DATA ::
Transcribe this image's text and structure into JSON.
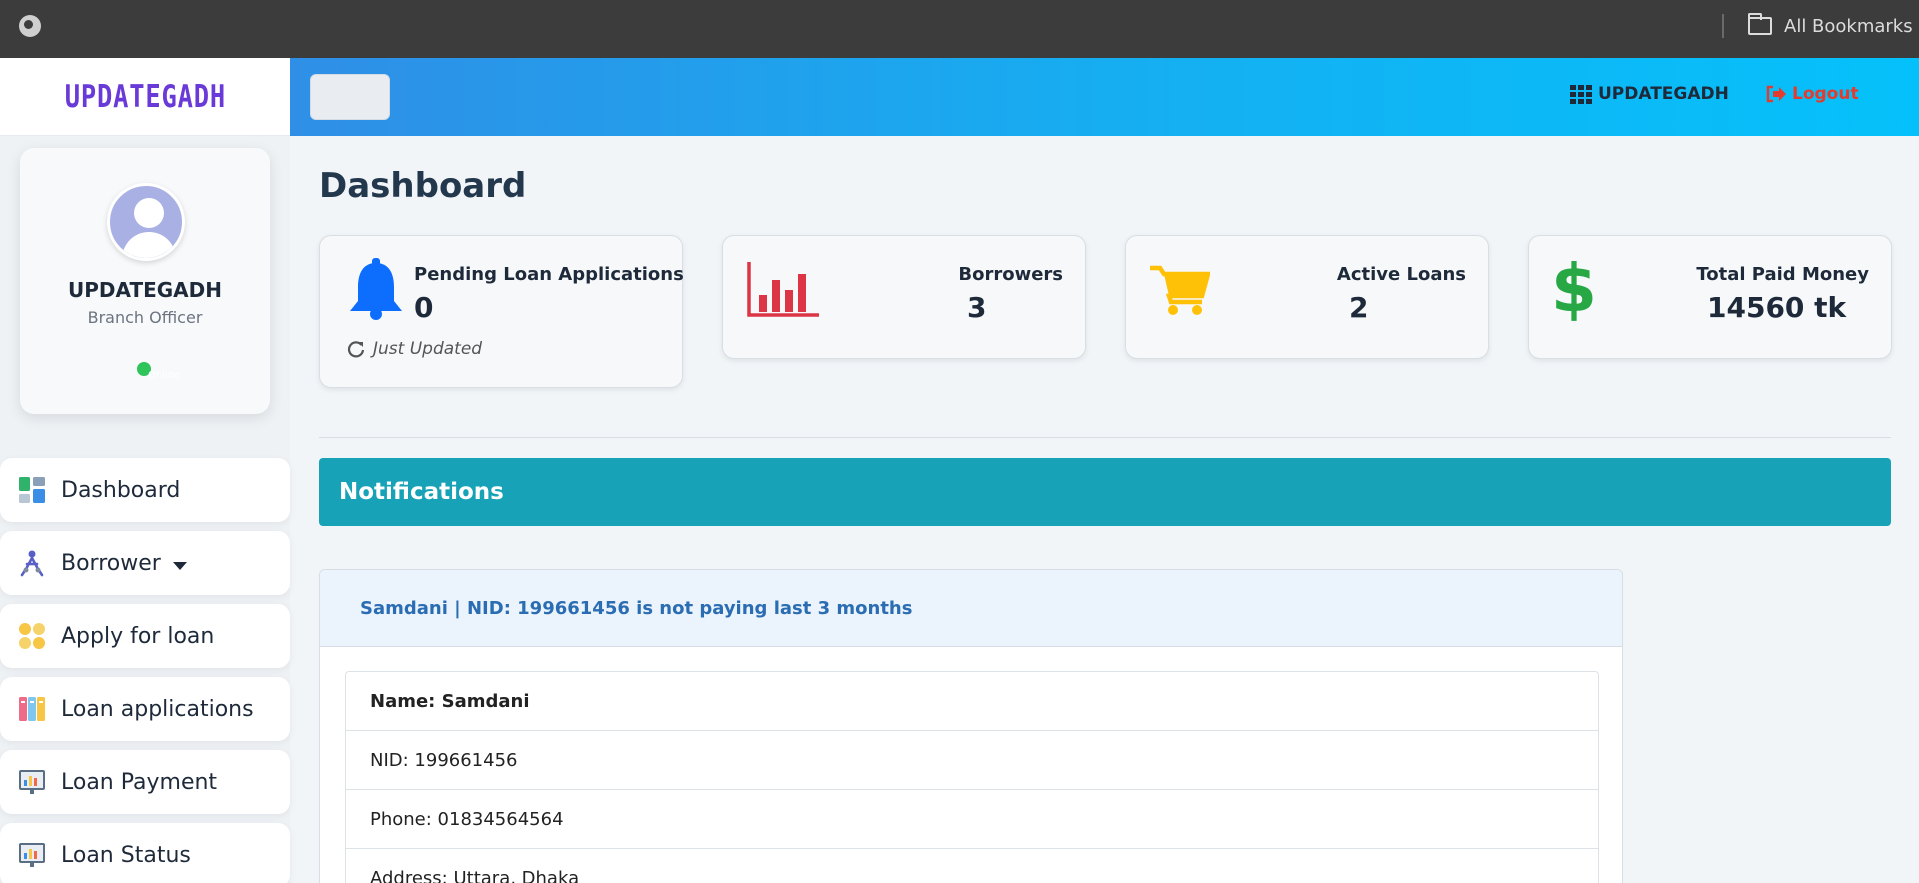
{
  "browser": {
    "bookmarks_label": "All Bookmarks",
    "globe_icon": "globe-icon",
    "folder_icon": "folder-icon"
  },
  "brand": {
    "logo_text": "UPDATEGADH"
  },
  "profile": {
    "name": "UPDATEGADH",
    "role": "Branch Officer",
    "status": "Online"
  },
  "sidebar": {
    "items": [
      {
        "label": "Dashboard",
        "icon": "dashboard-icon"
      },
      {
        "label": "Borrower",
        "icon": "borrower-icon",
        "has_dropdown": true
      },
      {
        "label": "Apply for loan",
        "icon": "apply-loan-icon"
      },
      {
        "label": "Loan applications",
        "icon": "loan-applications-icon"
      },
      {
        "label": "Loan Payment",
        "icon": "loan-payment-icon"
      },
      {
        "label": "Loan Status",
        "icon": "loan-status-icon"
      }
    ]
  },
  "topnav": {
    "brand_label": "UPDATEGADH",
    "logout_label": "Logout"
  },
  "page": {
    "title": "Dashboard"
  },
  "cards": [
    {
      "label": "Pending Loan Applications",
      "value": "0",
      "footer": "Just Updated",
      "icon": "bell-icon",
      "color": "#0d6efd"
    },
    {
      "label": "Borrowers",
      "value": "3",
      "icon": "bar-chart-icon",
      "color": "#dc3545"
    },
    {
      "label": "Active Loans",
      "value": "2",
      "icon": "cart-icon",
      "color": "#ffc107"
    },
    {
      "label": "Total Paid Money",
      "value": "14560 tk",
      "icon": "dollar-icon",
      "color": "#28a745"
    }
  ],
  "notifications": {
    "title": "Notifications",
    "item": {
      "headline": "Samdani | NID: 199661456 is not paying last 3 months",
      "name": "Name: Samdani",
      "nid": "NID: 199661456",
      "phone": "Phone: 01834564564",
      "address": "Address: Uttara, Dhaka"
    }
  },
  "colors": {
    "nav_gradient_start": "#2f8fe6",
    "nav_gradient_end": "#05c1fb",
    "notif_bar": "#17a2b8",
    "logout": "#e43b2c",
    "logo": "#6a3ad8"
  }
}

INSTRUCTION :: Set the pictures aside and transcribe the data above exactly.

REPLY TO THE TASK ::
Transcribe this image's text and structure into JSON.
{
  "browser": {
    "bookmarks_label": "All Bookmarks",
    "globe_icon": "globe-icon",
    "folder_icon": "folder-icon"
  },
  "brand": {
    "logo_text": "UPDATEGADH"
  },
  "profile": {
    "name": "UPDATEGADH",
    "role": "Branch Officer",
    "status": "Online"
  },
  "sidebar": {
    "items": [
      {
        "label": "Dashboard",
        "icon": "dashboard-icon"
      },
      {
        "label": "Borrower",
        "icon": "borrower-icon",
        "has_dropdown": true
      },
      {
        "label": "Apply for loan",
        "icon": "apply-loan-icon"
      },
      {
        "label": "Loan applications",
        "icon": "loan-applications-icon"
      },
      {
        "label": "Loan Payment",
        "icon": "loan-payment-icon"
      },
      {
        "label": "Loan Status",
        "icon": "loan-status-icon"
      }
    ]
  },
  "topnav": {
    "brand_label": "UPDATEGADH",
    "logout_label": "Logout"
  },
  "page": {
    "title": "Dashboard"
  },
  "cards": [
    {
      "label": "Pending Loan Applications",
      "value": "0",
      "footer": "Just Updated",
      "icon": "bell-icon",
      "color": "#0d6efd"
    },
    {
      "label": "Borrowers",
      "value": "3",
      "icon": "bar-chart-icon",
      "color": "#dc3545"
    },
    {
      "label": "Active Loans",
      "value": "2",
      "icon": "cart-icon",
      "color": "#ffc107"
    },
    {
      "label": "Total Paid Money",
      "value": "14560 tk",
      "icon": "dollar-icon",
      "color": "#28a745"
    }
  ],
  "notifications": {
    "title": "Notifications",
    "item": {
      "headline": "Samdani | NID: 199661456 is not paying last 3 months",
      "name": "Name: Samdani",
      "nid": "NID: 199661456",
      "phone": "Phone: 01834564564",
      "address": "Address: Uttara, Dhaka"
    }
  },
  "colors": {
    "nav_gradient_start": "#2f8fe6",
    "nav_gradient_end": "#05c1fb",
    "notif_bar": "#17a2b8",
    "logout": "#e43b2c",
    "logo": "#6a3ad8"
  }
}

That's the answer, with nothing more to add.